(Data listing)
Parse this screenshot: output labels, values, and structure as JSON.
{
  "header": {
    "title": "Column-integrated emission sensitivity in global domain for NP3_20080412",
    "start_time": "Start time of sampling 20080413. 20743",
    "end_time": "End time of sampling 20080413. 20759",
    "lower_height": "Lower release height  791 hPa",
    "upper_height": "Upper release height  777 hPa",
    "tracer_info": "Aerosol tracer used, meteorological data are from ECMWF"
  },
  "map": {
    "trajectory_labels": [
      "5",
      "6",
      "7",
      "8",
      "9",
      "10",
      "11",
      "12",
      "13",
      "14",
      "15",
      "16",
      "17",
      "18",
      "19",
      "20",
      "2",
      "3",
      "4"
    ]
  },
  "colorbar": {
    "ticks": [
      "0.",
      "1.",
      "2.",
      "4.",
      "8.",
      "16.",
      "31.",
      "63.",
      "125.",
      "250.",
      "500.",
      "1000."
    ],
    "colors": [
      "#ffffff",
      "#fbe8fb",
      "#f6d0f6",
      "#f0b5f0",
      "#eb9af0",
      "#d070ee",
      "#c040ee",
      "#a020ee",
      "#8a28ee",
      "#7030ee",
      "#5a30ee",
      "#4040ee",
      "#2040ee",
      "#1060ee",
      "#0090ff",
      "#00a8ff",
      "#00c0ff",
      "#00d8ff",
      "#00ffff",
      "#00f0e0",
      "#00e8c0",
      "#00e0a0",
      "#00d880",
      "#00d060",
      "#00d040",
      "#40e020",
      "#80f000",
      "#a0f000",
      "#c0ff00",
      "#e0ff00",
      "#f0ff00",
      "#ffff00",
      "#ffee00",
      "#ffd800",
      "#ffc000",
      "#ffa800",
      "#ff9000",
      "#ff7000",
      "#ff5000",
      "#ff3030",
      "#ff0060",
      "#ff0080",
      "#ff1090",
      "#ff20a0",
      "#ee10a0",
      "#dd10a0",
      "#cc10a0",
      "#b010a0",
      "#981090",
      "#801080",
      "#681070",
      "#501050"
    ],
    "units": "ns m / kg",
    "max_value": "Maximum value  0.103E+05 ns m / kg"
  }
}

==

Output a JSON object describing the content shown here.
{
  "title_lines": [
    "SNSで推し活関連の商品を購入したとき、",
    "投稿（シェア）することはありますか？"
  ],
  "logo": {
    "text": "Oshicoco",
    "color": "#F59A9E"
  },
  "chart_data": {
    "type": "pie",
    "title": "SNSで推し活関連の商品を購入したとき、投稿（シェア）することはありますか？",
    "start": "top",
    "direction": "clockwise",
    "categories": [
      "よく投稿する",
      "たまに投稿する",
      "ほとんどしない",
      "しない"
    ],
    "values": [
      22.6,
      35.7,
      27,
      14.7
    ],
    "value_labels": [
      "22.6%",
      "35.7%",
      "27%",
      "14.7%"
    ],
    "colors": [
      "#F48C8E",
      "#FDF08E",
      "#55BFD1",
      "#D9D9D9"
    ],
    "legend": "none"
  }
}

What to produce
Look through the entries above; copy every line holding the string "values".

Task response
Parse this screenshot: output labels, values, and structure as JSON.
    "values": [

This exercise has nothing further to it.